• Directions for this task
Please return each line in the data below that contains the word "esigenze", copied in full.

• Information given
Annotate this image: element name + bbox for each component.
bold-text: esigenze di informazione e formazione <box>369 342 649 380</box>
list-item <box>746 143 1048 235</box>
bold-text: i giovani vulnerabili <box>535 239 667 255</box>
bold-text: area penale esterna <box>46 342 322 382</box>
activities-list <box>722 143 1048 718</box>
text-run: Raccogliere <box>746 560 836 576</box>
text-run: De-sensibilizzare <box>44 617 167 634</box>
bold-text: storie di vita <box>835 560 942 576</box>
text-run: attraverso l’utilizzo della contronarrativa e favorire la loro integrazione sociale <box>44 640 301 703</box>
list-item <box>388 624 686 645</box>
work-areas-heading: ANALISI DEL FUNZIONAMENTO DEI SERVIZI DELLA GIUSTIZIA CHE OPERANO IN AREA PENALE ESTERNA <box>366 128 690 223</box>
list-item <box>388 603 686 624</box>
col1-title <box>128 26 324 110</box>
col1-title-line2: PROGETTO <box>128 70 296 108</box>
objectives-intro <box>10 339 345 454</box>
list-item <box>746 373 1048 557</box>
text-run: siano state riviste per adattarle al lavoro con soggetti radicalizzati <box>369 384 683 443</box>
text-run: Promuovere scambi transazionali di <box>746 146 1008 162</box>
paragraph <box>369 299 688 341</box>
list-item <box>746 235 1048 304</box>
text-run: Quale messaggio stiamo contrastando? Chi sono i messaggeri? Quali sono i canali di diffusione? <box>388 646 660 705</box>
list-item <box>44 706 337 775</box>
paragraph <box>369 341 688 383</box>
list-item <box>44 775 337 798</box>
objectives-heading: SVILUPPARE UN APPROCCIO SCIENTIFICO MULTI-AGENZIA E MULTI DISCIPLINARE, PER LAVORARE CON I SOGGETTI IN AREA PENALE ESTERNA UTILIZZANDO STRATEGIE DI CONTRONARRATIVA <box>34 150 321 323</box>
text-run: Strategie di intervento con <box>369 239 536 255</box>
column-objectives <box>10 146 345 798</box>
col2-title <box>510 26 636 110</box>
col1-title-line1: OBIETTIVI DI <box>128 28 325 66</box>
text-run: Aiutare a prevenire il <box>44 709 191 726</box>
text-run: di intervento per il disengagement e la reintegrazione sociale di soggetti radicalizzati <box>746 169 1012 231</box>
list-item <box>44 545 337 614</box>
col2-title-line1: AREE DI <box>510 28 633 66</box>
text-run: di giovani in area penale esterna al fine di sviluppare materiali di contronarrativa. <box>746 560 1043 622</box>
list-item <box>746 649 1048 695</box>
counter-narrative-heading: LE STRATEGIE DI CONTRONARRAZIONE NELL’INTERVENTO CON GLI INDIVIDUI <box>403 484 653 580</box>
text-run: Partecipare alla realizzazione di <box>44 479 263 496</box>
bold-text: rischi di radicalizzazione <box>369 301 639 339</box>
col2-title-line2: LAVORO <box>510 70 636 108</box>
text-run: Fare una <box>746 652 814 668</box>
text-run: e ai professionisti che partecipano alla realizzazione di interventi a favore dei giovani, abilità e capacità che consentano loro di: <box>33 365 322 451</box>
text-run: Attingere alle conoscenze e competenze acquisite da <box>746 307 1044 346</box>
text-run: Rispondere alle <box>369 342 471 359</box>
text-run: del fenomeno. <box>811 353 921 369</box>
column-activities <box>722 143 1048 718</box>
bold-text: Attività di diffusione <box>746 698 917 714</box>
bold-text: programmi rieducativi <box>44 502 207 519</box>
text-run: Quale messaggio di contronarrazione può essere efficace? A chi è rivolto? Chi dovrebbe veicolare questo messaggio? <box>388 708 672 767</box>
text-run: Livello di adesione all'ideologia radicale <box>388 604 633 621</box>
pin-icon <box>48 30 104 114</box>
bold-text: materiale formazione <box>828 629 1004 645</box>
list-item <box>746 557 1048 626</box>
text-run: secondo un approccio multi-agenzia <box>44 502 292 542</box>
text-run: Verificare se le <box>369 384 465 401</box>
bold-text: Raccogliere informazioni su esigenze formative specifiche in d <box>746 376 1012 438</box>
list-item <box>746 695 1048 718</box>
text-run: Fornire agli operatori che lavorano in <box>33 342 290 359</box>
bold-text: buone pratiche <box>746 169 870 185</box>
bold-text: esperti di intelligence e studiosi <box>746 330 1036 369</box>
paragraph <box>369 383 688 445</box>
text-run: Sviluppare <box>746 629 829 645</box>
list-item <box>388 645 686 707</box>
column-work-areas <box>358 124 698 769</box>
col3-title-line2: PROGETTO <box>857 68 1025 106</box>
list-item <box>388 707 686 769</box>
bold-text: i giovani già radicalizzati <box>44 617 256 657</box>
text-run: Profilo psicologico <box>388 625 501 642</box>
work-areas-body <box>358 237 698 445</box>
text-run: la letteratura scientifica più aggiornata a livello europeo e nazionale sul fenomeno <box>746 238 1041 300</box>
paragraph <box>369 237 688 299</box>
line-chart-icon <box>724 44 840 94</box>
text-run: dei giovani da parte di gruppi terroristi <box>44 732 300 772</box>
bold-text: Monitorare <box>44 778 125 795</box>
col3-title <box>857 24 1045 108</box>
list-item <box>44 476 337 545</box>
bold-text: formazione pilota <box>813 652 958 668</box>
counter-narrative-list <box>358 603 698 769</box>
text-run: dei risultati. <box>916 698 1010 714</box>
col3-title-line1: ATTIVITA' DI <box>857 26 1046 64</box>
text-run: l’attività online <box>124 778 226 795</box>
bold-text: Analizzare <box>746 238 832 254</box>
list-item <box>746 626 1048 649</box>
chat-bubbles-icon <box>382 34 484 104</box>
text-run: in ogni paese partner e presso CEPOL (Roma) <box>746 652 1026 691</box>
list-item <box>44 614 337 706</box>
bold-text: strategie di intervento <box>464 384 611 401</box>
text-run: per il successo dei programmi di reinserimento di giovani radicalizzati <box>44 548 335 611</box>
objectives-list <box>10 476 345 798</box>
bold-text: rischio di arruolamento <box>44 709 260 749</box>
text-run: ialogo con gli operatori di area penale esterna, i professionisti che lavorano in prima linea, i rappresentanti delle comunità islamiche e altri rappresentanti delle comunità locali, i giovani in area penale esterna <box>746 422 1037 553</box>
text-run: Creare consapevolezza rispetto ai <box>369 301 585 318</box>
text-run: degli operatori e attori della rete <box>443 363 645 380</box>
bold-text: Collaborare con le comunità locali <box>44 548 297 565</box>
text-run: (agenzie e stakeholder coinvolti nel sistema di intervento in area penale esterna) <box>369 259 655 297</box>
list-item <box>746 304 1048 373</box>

• The output
bold-text: esigenze di informazione e formazione <box>369 342 649 380</box>
bold-text: Raccogliere informazioni su esigenze formative specifiche in d <box>746 376 1012 438</box>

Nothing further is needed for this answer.